++++ Data provided ++++

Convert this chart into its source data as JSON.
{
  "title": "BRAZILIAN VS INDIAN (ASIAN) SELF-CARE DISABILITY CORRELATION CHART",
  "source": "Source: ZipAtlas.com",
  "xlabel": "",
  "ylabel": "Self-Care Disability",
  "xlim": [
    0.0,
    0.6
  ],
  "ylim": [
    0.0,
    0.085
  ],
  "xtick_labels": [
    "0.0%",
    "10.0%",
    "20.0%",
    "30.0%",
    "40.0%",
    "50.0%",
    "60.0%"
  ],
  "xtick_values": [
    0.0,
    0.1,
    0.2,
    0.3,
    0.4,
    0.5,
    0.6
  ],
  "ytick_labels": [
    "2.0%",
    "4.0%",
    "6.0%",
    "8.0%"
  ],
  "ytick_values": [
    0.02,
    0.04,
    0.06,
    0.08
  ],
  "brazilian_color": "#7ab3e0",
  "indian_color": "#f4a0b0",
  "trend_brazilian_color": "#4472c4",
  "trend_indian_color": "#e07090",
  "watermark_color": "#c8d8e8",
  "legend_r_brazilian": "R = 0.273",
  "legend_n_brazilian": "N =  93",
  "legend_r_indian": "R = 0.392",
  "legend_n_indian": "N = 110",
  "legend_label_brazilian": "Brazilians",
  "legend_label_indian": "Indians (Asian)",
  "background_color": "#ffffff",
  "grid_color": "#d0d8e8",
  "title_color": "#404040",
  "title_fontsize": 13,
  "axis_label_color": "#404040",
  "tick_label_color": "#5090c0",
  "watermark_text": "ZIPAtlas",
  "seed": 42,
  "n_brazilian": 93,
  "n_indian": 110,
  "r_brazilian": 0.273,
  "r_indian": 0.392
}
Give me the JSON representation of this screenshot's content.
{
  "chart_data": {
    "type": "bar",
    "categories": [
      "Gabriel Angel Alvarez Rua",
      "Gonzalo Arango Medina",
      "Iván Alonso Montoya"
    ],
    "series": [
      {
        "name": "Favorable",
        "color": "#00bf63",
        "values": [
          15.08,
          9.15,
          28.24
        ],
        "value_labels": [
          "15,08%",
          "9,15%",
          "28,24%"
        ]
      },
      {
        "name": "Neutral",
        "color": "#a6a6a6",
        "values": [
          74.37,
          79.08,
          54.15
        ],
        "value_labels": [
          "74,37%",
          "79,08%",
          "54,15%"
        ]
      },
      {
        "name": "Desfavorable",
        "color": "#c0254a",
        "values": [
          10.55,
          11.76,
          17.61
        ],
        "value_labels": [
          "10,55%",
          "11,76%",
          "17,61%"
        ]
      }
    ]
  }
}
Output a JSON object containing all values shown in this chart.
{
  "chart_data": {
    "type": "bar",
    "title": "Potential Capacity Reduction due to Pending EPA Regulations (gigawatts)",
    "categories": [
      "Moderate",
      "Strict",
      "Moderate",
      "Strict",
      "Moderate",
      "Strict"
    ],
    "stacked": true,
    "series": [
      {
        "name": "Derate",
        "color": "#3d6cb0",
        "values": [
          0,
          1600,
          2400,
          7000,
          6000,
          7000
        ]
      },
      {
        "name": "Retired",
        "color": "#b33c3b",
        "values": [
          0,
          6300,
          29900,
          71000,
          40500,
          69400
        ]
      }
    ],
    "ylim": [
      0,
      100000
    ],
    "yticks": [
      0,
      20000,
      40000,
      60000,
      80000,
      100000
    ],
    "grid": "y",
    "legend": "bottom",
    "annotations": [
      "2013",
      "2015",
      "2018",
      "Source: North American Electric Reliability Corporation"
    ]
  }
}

++++

• [Problem details] Reproduce the complete data exactly as presented above.

• [Complete response]
Convert this chart into its source data as JSON.
{
  "title": "BRAZILIAN VS INDIAN (ASIAN) SELF-CARE DISABILITY CORRELATION CHART",
  "source": "Source: ZipAtlas.com",
  "xlabel": "",
  "ylabel": "Self-Care Disability",
  "xlim": [
    0.0,
    0.6
  ],
  "ylim": [
    0.0,
    0.085
  ],
  "xtick_labels": [
    "0.0%",
    "10.0%",
    "20.0%",
    "30.0%",
    "40.0%",
    "50.0%",
    "60.0%"
  ],
  "xtick_values": [
    0.0,
    0.1,
    0.2,
    0.3,
    0.4,
    0.5,
    0.6
  ],
  "ytick_labels": [
    "2.0%",
    "4.0%",
    "6.0%",
    "8.0%"
  ],
  "ytick_values": [
    0.02,
    0.04,
    0.06,
    0.08
  ],
  "brazilian_color": "#7ab3e0",
  "indian_color": "#f4a0b0",
  "trend_brazilian_color": "#4472c4",
  "trend_indian_color": "#e07090",
  "watermark_color": "#c8d8e8",
  "legend_r_brazilian": "R = 0.273",
  "legend_n_brazilian": "N =  93",
  "legend_r_indian": "R = 0.392",
  "legend_n_indian": "N = 110",
  "legend_label_brazilian": "Brazilians",
  "legend_label_indian": "Indians (Asian)",
  "background_color": "#ffffff",
  "grid_color": "#d0d8e8",
  "title_color": "#404040",
  "title_fontsize": 13,
  "axis_label_color": "#404040",
  "tick_label_color": "#5090c0",
  "watermark_text": "ZIPAtlas",
  "seed": 42,
  "n_brazilian": 93,
  "n_indian": 110,
  "r_brazilian": 0.273,
  "r_indian": 0.392
}
Give me the JSON representation of this screenshot's content.
{
  "chart_data": {
    "type": "bar",
    "categories": [
      "Gabriel Angel Alvarez Rua",
      "Gonzalo Arango Medina",
      "Iván Alonso Montoya"
    ],
    "series": [
      {
        "name": "Favorable",
        "color": "#00bf63",
        "values": [
          15.08,
          9.15,
          28.24
        ],
        "value_labels": [
          "15,08%",
          "9,15%",
          "28,24%"
        ]
      },
      {
        "name": "Neutral",
        "color": "#a6a6a6",
        "values": [
          74.37,
          79.08,
          54.15
        ],
        "value_labels": [
          "74,37%",
          "79,08%",
          "54,15%"
        ]
      },
      {
        "name": "Desfavorable",
        "color": "#c0254a",
        "values": [
          10.55,
          11.76,
          17.61
        ],
        "value_labels": [
          "10,55%",
          "11,76%",
          "17,61%"
        ]
      }
    ]
  }
}
Output a JSON object containing all values shown in this chart.
{
  "chart_data": {
    "type": "bar",
    "title": "Potential Capacity Reduction due to Pending EPA Regulations (gigawatts)",
    "categories": [
      "Moderate",
      "Strict",
      "Moderate",
      "Strict",
      "Moderate",
      "Strict"
    ],
    "stacked": true,
    "series": [
      {
        "name": "Derate",
        "color": "#3d6cb0",
        "values": [
          0,
          1600,
          2400,
          7000,
          6000,
          7000
        ]
      },
      {
        "name": "Retired",
        "color": "#b33c3b",
        "values": [
          0,
          6300,
          29900,
          71000,
          40500,
          69400
        ]
      }
    ],
    "ylim": [
      0,
      100000
    ],
    "yticks": [
      0,
      20000,
      40000,
      60000,
      80000,
      100000
    ],
    "grid": "y",
    "legend": "bottom",
    "annotations": [
      "2013",
      "2015",
      "2018",
      "Source: North American Electric Reliability Corporation"
    ]
  }
}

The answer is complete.